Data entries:
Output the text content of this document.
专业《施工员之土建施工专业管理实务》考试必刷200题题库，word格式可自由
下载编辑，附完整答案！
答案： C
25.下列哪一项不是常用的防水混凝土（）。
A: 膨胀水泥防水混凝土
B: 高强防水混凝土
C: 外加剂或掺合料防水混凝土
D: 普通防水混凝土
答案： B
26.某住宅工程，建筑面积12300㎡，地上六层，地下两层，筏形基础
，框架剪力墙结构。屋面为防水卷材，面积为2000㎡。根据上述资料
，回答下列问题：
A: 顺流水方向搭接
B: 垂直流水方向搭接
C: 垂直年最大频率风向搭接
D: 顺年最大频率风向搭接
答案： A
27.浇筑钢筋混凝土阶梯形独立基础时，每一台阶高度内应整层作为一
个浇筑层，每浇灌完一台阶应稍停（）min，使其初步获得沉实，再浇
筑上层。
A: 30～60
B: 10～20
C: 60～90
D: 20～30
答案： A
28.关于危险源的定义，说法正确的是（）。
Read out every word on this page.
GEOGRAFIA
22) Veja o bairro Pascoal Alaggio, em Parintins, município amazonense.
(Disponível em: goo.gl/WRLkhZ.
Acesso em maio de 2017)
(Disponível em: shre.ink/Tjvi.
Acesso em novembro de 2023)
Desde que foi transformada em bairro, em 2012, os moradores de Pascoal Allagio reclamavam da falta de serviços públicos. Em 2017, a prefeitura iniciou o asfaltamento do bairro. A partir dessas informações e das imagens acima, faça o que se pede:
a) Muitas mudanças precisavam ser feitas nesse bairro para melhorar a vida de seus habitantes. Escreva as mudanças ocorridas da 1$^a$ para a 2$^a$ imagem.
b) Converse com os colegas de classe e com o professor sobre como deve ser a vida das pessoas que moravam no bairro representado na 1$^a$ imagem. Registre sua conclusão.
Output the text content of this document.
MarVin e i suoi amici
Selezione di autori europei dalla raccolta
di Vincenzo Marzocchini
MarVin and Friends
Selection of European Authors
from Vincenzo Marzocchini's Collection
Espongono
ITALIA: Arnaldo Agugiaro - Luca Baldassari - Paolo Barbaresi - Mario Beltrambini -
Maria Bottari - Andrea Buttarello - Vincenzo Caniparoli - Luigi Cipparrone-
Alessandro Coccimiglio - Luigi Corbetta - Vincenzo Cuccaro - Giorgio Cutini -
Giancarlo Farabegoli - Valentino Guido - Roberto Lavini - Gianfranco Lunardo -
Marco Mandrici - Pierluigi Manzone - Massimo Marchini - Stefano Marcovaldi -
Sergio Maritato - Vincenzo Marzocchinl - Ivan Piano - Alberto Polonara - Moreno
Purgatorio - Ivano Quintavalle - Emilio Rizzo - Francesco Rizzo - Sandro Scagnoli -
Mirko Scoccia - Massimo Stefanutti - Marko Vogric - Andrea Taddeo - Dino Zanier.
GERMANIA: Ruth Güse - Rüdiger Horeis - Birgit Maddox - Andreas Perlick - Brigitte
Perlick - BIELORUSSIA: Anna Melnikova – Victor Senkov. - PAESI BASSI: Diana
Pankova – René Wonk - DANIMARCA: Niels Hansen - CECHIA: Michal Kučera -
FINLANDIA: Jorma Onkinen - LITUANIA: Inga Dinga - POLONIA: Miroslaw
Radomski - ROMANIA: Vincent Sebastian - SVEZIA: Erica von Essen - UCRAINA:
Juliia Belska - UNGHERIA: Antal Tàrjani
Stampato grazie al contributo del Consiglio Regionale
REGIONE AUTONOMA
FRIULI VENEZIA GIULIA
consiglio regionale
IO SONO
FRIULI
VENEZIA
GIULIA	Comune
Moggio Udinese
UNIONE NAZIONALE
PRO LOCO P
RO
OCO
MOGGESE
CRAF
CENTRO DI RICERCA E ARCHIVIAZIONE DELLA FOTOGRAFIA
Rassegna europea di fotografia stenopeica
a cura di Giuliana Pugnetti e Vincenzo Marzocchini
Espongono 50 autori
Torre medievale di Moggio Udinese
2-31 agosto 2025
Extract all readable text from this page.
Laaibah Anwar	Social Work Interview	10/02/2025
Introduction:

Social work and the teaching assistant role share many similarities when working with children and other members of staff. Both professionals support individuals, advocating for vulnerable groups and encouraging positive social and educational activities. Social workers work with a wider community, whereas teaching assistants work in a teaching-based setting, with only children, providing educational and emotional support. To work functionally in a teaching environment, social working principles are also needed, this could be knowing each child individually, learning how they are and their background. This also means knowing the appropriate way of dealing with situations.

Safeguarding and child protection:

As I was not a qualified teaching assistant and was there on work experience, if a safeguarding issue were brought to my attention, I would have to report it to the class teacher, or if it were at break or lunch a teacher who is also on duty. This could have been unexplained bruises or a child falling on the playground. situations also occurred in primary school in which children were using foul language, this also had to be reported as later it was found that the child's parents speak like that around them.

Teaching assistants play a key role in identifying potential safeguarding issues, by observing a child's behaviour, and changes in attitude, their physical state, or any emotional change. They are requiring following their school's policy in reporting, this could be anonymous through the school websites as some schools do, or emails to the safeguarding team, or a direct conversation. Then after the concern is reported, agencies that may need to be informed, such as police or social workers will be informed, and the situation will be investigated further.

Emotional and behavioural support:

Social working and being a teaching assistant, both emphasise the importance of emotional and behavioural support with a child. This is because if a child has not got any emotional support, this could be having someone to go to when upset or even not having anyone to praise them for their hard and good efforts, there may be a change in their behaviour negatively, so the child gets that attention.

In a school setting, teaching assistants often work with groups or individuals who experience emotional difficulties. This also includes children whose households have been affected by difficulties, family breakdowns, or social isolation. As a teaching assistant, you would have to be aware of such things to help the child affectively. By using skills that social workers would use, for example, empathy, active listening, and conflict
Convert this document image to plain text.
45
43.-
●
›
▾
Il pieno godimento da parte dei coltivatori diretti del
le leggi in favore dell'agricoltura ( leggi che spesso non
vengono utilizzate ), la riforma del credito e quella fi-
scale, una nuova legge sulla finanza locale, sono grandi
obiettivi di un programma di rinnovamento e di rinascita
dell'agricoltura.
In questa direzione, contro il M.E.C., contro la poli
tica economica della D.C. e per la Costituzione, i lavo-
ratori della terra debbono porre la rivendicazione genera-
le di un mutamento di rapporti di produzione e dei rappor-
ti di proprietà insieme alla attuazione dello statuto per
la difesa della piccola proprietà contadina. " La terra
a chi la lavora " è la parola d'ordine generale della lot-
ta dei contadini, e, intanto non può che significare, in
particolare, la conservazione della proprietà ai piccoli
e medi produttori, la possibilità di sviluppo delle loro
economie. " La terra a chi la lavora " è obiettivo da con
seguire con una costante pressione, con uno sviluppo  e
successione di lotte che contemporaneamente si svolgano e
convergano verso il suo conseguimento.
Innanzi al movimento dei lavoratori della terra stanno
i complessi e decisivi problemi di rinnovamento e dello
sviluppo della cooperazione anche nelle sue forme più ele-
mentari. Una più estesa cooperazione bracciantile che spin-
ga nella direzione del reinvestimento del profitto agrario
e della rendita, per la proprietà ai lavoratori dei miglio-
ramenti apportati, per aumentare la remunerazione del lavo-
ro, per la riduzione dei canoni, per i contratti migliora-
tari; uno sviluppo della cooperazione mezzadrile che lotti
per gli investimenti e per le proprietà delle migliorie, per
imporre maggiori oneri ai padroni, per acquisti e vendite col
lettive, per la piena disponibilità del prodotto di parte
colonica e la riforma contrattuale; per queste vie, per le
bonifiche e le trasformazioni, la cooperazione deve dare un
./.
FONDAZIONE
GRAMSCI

▸ **TASK REQUIREMENTS**
From the entries above, list each line with "terra" in it.

▸ **EXERCISE RESPONSE**
ratori della terra debbono porre la rivendicazione genera-
la difesa della piccola proprietà contadina. " La terra
economie. " La terra a chi la lavora " è obiettivo da con
Innanzi al movimento dei lavoratori della terra stanno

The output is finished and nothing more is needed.